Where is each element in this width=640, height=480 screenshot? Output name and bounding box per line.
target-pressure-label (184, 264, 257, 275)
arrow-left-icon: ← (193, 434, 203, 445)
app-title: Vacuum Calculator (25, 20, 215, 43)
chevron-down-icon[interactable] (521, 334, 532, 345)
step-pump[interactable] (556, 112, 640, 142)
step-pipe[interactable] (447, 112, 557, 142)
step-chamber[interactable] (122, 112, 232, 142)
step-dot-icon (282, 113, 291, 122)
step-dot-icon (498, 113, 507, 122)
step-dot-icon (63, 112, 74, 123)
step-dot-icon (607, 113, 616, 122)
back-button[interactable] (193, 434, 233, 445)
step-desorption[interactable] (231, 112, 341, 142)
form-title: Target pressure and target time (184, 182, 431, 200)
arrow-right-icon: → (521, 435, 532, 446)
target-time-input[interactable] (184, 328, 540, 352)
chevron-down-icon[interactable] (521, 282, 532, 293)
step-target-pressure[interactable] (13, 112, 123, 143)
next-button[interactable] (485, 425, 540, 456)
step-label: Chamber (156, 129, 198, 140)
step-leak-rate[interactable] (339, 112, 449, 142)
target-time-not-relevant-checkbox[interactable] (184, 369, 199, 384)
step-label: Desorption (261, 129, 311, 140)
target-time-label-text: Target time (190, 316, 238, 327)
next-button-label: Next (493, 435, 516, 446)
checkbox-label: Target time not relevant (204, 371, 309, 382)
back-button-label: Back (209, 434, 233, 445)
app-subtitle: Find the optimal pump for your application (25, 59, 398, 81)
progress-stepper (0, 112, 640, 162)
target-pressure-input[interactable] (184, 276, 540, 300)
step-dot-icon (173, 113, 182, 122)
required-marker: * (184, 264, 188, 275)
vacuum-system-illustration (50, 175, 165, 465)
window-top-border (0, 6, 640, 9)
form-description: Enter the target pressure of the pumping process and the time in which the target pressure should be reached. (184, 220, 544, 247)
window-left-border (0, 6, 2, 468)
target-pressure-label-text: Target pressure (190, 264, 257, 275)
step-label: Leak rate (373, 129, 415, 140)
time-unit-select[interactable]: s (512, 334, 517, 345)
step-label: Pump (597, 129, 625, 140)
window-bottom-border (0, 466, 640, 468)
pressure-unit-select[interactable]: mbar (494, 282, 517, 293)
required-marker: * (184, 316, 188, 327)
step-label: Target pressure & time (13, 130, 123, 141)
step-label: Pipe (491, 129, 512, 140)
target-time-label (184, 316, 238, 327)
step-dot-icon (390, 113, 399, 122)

..........

Starting at the beginning of the items and ending at the line containing "step-dot-icon (173, 113, 182, 122)", write those lines out again, swapping "interactable" for "clickable" and leaving everything else unchanged.

• _Output of the task_:
Where is each element in this width=640, height=480 screenshot? Output name and bounding box per line.
target-pressure-label (184, 264, 257, 275)
arrow-left-icon: ← (193, 434, 203, 445)
app-title: Vacuum Calculator (25, 20, 215, 43)
chevron-down-icon[clickable] (521, 334, 532, 345)
step-pump[clickable] (556, 112, 640, 142)
step-pipe[clickable] (447, 112, 557, 142)
step-chamber[clickable] (122, 112, 232, 142)
step-dot-icon (282, 113, 291, 122)
step-dot-icon (498, 113, 507, 122)
step-dot-icon (63, 112, 74, 123)
step-dot-icon (607, 113, 616, 122)
back-button[clickable] (193, 434, 233, 445)
step-desorption[clickable] (231, 112, 341, 142)
form-title: Target pressure and target time (184, 182, 431, 200)
arrow-right-icon: → (521, 435, 532, 446)
target-time-input[clickable] (184, 328, 540, 352)
chevron-down-icon[clickable] (521, 282, 532, 293)
step-target-pressure[clickable] (13, 112, 123, 143)
next-button[clickable] (485, 425, 540, 456)
step-label: Chamber (156, 129, 198, 140)
step-leak-rate[clickable] (339, 112, 449, 142)
target-time-not-relevant-checkbox[clickable] (184, 369, 199, 384)
step-label: Desorption (261, 129, 311, 140)
target-time-label-text: Target time (190, 316, 238, 327)
next-button-label: Next (493, 435, 516, 446)
checkbox-label: Target time not relevant (204, 371, 309, 382)
back-button-label: Back (209, 434, 233, 445)
app-subtitle: Find the optimal pump for your application (25, 59, 398, 81)
progress-stepper (0, 112, 640, 162)
target-pressure-input[clickable] (184, 276, 540, 300)
step-dot-icon (173, 113, 182, 122)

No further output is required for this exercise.